## The exercise
Write the entries below out again exactly; any picture in them stays out.
----
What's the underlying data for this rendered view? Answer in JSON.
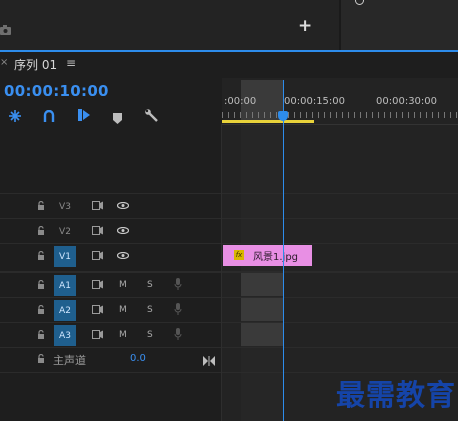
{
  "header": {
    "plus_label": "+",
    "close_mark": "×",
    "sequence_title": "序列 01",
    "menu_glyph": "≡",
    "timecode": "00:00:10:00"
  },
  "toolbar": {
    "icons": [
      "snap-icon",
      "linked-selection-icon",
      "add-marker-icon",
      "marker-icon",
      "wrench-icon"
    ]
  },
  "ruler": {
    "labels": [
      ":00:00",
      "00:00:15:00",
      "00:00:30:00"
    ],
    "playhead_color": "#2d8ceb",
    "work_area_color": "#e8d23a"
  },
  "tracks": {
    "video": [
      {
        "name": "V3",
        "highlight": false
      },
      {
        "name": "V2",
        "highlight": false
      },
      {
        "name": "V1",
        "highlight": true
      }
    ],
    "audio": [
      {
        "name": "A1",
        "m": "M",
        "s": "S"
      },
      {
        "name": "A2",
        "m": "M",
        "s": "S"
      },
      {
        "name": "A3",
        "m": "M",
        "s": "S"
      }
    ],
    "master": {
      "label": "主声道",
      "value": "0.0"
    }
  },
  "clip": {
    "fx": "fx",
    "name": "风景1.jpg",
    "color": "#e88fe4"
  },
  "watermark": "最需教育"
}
----
## Task answer
What's the underlying data for this rendered view? Answer in JSON.
{
  "header": {
    "plus_label": "+",
    "close_mark": "×",
    "sequence_title": "序列 01",
    "menu_glyph": "≡",
    "timecode": "00:00:10:00"
  },
  "toolbar": {
    "icons": [
      "snap-icon",
      "linked-selection-icon",
      "add-marker-icon",
      "marker-icon",
      "wrench-icon"
    ]
  },
  "ruler": {
    "labels": [
      ":00:00",
      "00:00:15:00",
      "00:00:30:00"
    ],
    "playhead_color": "#2d8ceb",
    "work_area_color": "#e8d23a"
  },
  "tracks": {
    "video": [
      {
        "name": "V3",
        "highlight": false
      },
      {
        "name": "V2",
        "highlight": false
      },
      {
        "name": "V1",
        "highlight": true
      }
    ],
    "audio": [
      {
        "name": "A1",
        "m": "M",
        "s": "S"
      },
      {
        "name": "A2",
        "m": "M",
        "s": "S"
      },
      {
        "name": "A3",
        "m": "M",
        "s": "S"
      }
    ],
    "master": {
      "label": "主声道",
      "value": "0.0"
    }
  },
  "clip": {
    "fx": "fx",
    "name": "风景1.jpg",
    "color": "#e88fe4"
  },
  "watermark": "最需教育"
}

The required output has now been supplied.